#### [Goal of the exercise]
Leaving out the pictures, retype all the material exactly.
## START Supplied data
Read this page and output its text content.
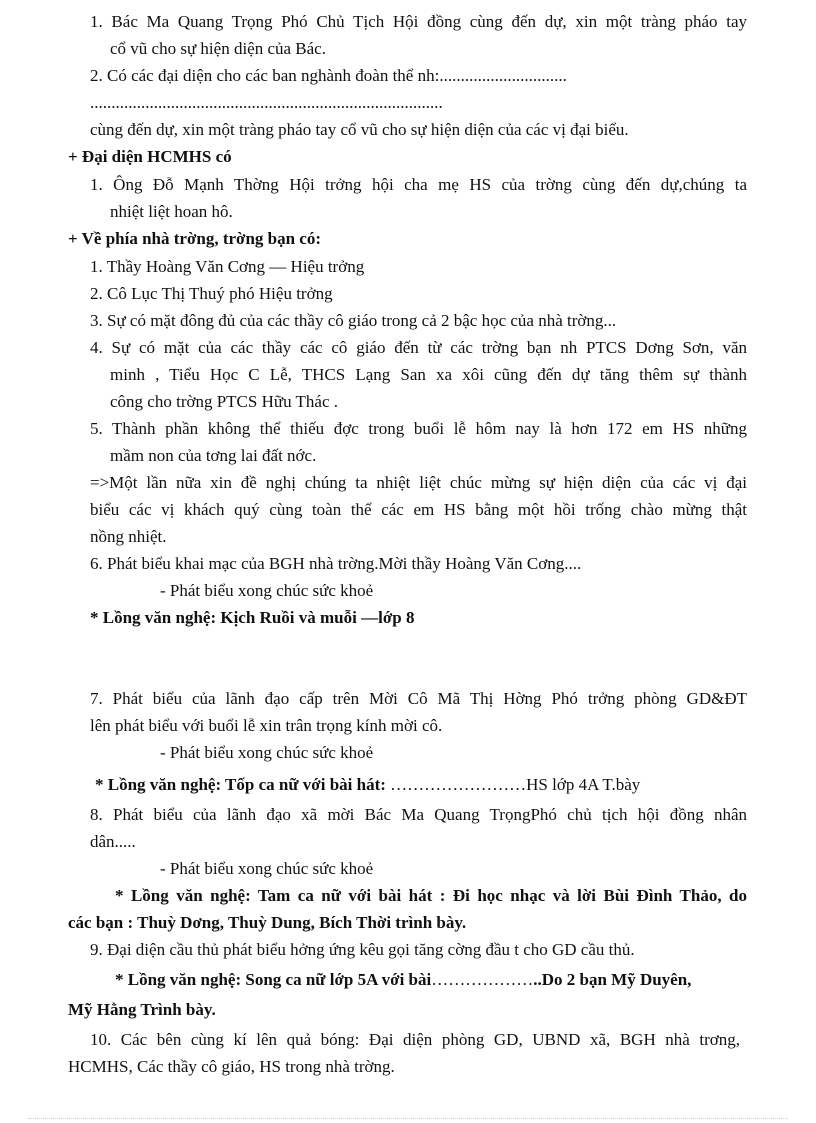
1. Bác Ma Quang Trọng Phó Chủ Tịch Hội đồng cùng đến dự, xin một tràng pháo tay
cổ vũ cho sự hiện diện của Bác.
2. Có các đại diện cho các ban nghành đoàn thể nh:..............................
...................................................................................
cùng đến dự, xin một tràng pháo tay cổ vũ cho sự hiện diện của các vị đại biểu.
+ Đại diện HCMHS có
1. Ông Đỗ Mạnh Thờng Hội trởng hội cha mẹ HS của trờng cùng đến dự,chúng ta
nhiệt liệt hoan hô.
+ Về phía nhà trờng, trờng bạn có:
1. Thầy Hoàng Văn Cơng — Hiệu trởng
2. Cô Lục Thị Thuý phó Hiệu trởng
3. Sự có mặt đông đủ của các thầy cô giáo trong cả 2 bậc học của nhà trờng...
4. Sự có mặt của các thầy các cô giáo đến từ các trờng bạn nh PTCS Dơng Sơn, văn
minh , Tiểu Học C Lễ, THCS Lạng San xa xôi cũng đến dự tăng thêm sự thành
công cho trờng PTCS Hữu Thác .
5. Thành phần không thể thiếu đợc trong buổi lễ hôm nay là hơn 172 em HS những
mầm non của tơng lai đất nớc.
=>Một lần nữa xin đề nghị chúng ta nhiệt liệt chúc mừng sự hiện diện của các vị đại
biểu các vị khách quý cùng toàn thể các em HS bằng một hồi trống chào mừng thật
nồng nhiệt.
6. Phát biểu khai mạc của BGH nhà trờng.Mời thầy Hoàng Văn Cơng....
- Phát biểu xong chúc sức khoẻ
* Lồng văn nghệ: Kịch Ruồi và muỗi —lớp 8
7. Phát biểu của lãnh đạo cấp trên Mời Cô Mã Thị Hờng Phó trởng phòng GD&ĐT
lên phát biểu với buổi lễ xin trân trọng kính mời cô.
- Phát biểu xong chúc sức khoẻ
* Lồng văn nghệ: Tốp ca nữ với bài hát: ……………………HS lớp 4A T.bày
8. Phát biểu của lãnh đạo xã mời Bác Ma Quang TrọngPhó chủ tịch hội đồng nhân
dân.....
- Phát biểu xong chúc sức khoẻ
* Lồng văn nghệ: Tam ca nữ với bài hát : Đi học nhạc và lời Bùi Đình Thảo, do
các bạn : Thuỳ Dơng, Thuỳ Dung, Bích Thời trình bày.
9. Đại diện cầu thủ phát biểu hởng ứng kêu gọi tăng cờng đầu t cho GD cầu thủ.
* Lồng văn nghệ: Song ca nữ lớp 5A với bài………………..Do 2 bạn Mỹ Duyên,
Mỹ Hằng Trình bày.
10. Các bên cùng kí lên quả bóng: Đại diện phòng GD, UBND xã, BGH nhà trơng,
HCMHS, Các thầy cô giáo, HS trong nhà trờng.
## END Supplied data
#### [Solution for this exercise]
Read this page and output its text content.
1. Bác Ma Quang Trọng Phó Chủ Tịch Hội đồng cùng đến dự, xin một tràng pháo tay
cổ vũ cho sự hiện diện của Bác.
2. Có các đại diện cho các ban nghành đoàn thể nh:..............................
...................................................................................
cùng đến dự, xin một tràng pháo tay cổ vũ cho sự hiện diện của các vị đại biểu.
+ Đại diện HCMHS có
1. Ông Đỗ Mạnh Thờng Hội trởng hội cha mẹ HS của trờng cùng đến dự,chúng ta
nhiệt liệt hoan hô.
+ Về phía nhà trờng, trờng bạn có:
1. Thầy Hoàng Văn Cơng — Hiệu trởng
2. Cô Lục Thị Thuý phó Hiệu trởng
3. Sự có mặt đông đủ của các thầy cô giáo trong cả 2 bậc học của nhà trờng...
4. Sự có mặt của các thầy các cô giáo đến từ các trờng bạn nh PTCS Dơng Sơn, văn
minh , Tiểu Học C Lễ, THCS Lạng San xa xôi cũng đến dự tăng thêm sự thành
công cho trờng PTCS Hữu Thác .
5. Thành phần không thể thiếu đợc trong buổi lễ hôm nay là hơn 172 em HS những
mầm non của tơng lai đất nớc.
=>Một lần nữa xin đề nghị chúng ta nhiệt liệt chúc mừng sự hiện diện của các vị đại
biểu các vị khách quý cùng toàn thể các em HS bằng một hồi trống chào mừng thật
nồng nhiệt.
6. Phát biểu khai mạc của BGH nhà trờng.Mời thầy Hoàng Văn Cơng....
- Phát biểu xong chúc sức khoẻ
* Lồng văn nghệ: Kịch Ruồi và muỗi —lớp 8
7. Phát biểu của lãnh đạo cấp trên Mời Cô Mã Thị Hờng Phó trởng phòng GD&ĐT
lên phát biểu với buổi lễ xin trân trọng kính mời cô.
- Phát biểu xong chúc sức khoẻ
* Lồng văn nghệ: Tốp ca nữ với bài hát: ……………………HS lớp 4A T.bày
8. Phát biểu của lãnh đạo xã mời Bác Ma Quang TrọngPhó chủ tịch hội đồng nhân
dân.....
- Phát biểu xong chúc sức khoẻ
* Lồng văn nghệ: Tam ca nữ với bài hát : Đi học nhạc và lời Bùi Đình Thảo, do
các bạn : Thuỳ Dơng, Thuỳ Dung, Bích Thời trình bày.
9. Đại diện cầu thủ phát biểu hởng ứng kêu gọi tăng cờng đầu t cho GD cầu thủ.
* Lồng văn nghệ: Song ca nữ lớp 5A với bài………………..Do 2 bạn Mỹ Duyên,
Mỹ Hằng Trình bày.
10. Các bên cùng kí lên quả bóng: Đại diện phòng GD, UBND xã, BGH nhà trơng,
HCMHS, Các thầy cô giáo, HS trong nhà trờng.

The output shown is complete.